Within the material below, find each line bearing the word "nZONE" and present it.

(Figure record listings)
>> Start

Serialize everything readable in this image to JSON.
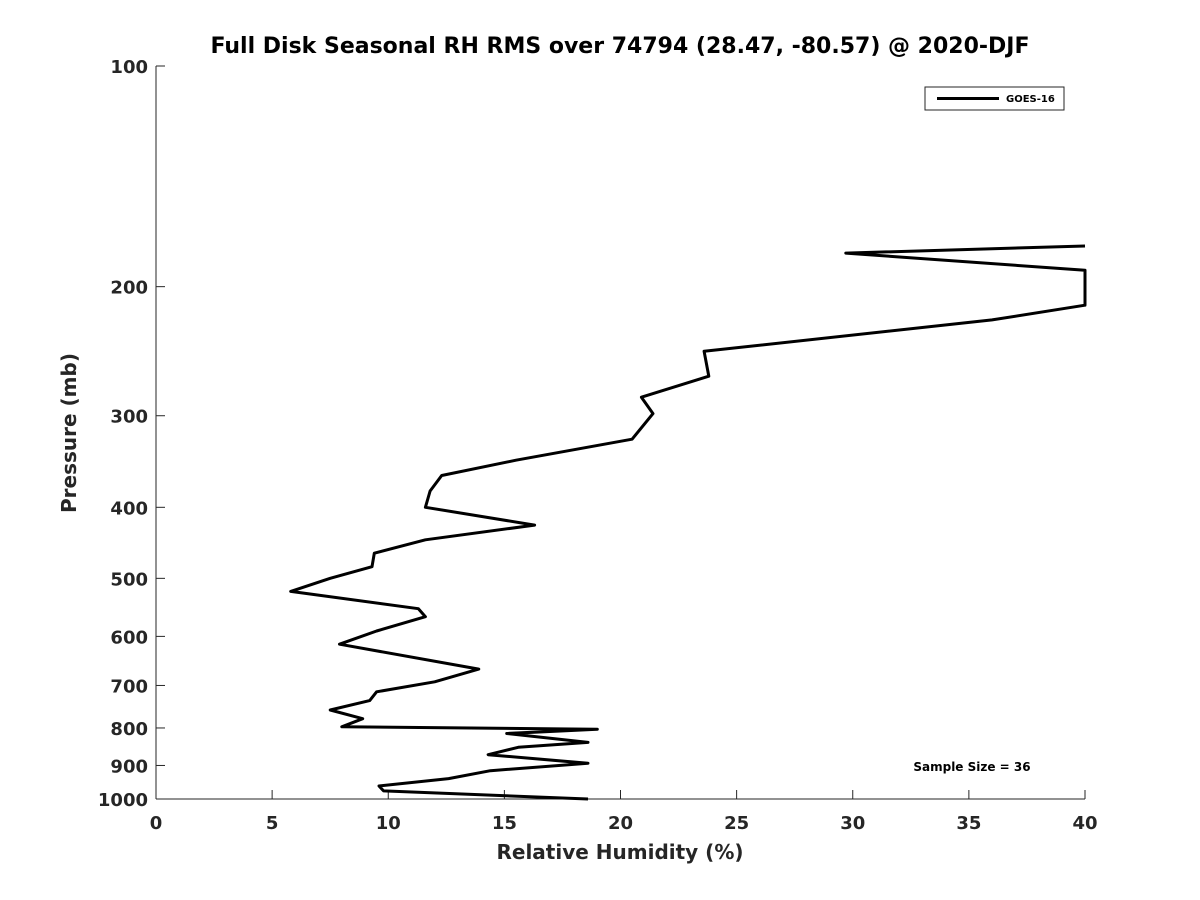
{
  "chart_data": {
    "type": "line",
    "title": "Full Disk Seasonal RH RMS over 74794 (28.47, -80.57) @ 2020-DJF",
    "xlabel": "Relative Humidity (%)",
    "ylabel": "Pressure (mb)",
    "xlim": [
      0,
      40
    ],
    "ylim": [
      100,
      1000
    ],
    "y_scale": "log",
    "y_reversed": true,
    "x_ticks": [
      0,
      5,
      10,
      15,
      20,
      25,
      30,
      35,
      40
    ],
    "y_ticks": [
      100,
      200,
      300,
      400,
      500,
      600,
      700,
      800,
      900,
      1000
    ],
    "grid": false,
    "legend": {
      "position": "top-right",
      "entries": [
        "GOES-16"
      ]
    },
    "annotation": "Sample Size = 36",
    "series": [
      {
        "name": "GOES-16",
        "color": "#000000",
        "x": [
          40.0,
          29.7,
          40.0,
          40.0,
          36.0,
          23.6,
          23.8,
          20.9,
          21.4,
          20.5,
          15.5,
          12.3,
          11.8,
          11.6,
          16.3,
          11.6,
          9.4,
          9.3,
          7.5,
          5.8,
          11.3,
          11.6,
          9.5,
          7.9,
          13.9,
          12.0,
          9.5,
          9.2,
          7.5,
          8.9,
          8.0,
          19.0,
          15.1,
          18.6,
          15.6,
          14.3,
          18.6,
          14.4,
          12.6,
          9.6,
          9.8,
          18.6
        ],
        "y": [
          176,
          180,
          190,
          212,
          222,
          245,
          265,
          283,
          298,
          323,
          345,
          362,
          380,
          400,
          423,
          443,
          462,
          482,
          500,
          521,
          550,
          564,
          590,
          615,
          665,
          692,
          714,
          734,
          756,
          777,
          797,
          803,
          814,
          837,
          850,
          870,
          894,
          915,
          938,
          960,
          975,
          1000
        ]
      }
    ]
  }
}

>> End
>> Start

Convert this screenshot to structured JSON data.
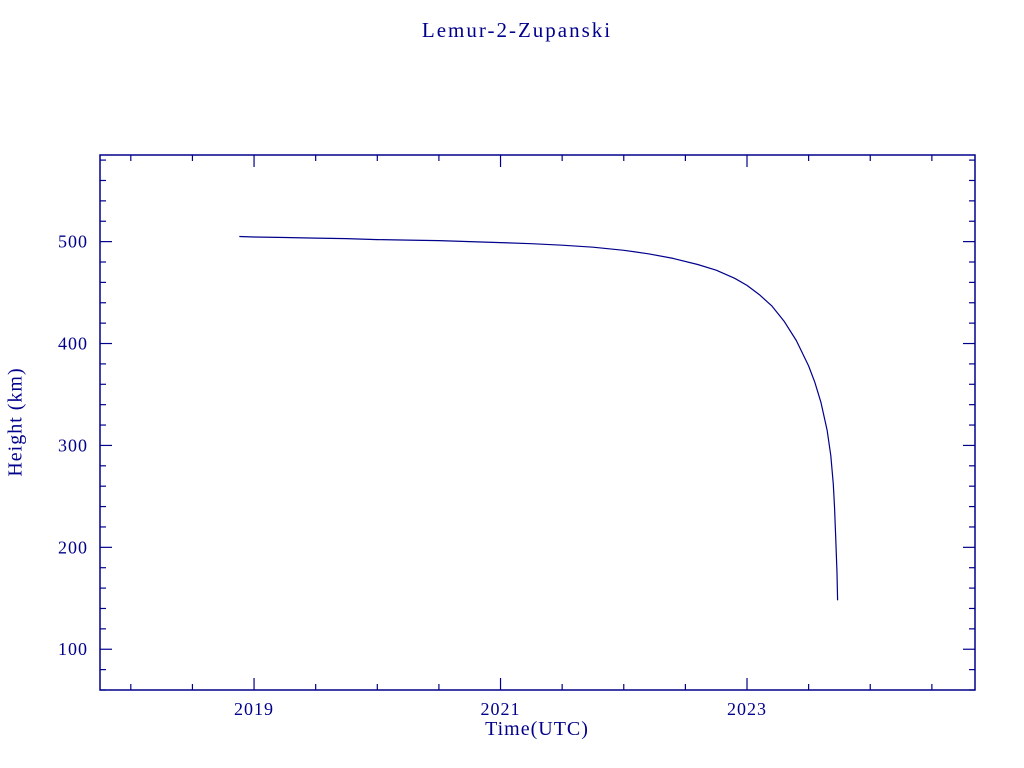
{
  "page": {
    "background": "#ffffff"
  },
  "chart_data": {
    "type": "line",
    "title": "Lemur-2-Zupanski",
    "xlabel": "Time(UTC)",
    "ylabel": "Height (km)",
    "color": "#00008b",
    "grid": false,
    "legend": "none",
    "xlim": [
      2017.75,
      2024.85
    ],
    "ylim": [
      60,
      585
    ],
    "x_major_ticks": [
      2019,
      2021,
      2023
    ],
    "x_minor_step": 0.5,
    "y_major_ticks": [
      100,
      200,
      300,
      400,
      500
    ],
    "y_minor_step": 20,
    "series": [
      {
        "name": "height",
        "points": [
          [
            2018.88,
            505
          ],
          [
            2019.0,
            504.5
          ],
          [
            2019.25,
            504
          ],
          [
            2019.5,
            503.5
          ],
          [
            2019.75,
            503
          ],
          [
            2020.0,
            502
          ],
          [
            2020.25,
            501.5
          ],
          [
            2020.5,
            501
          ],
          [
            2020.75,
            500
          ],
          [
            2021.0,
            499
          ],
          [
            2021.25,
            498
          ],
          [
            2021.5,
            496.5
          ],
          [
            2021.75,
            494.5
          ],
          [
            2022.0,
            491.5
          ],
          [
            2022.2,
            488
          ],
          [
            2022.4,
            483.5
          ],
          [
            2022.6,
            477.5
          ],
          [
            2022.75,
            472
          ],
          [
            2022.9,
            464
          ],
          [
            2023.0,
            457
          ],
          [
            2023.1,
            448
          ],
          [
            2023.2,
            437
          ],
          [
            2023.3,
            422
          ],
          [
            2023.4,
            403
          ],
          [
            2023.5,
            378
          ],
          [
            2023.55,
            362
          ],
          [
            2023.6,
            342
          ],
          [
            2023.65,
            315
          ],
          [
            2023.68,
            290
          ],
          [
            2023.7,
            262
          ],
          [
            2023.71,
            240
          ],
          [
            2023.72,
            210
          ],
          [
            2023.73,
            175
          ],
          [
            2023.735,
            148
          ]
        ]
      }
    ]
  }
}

>> End
>> Start

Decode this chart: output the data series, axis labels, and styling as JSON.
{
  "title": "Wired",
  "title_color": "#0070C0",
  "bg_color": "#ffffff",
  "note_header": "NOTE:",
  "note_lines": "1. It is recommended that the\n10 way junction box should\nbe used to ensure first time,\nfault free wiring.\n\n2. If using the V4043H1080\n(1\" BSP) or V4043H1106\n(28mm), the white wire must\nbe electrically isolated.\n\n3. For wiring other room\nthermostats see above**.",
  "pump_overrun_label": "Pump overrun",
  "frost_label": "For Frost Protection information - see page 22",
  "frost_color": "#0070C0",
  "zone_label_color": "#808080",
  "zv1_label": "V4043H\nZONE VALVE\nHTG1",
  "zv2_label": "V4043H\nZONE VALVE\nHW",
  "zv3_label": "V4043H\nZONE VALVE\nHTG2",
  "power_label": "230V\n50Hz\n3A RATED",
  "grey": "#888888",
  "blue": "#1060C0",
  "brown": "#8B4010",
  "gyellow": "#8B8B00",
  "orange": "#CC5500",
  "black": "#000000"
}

>> End

> Result for this task:
  "zv1_label": "V4043H\nZONE VALVE\nHTG1",
  "zv2_label": "V4043H\nZONE VALVE\nHW",
  "zv3_label": "V4043H\nZONE VALVE\nHTG2",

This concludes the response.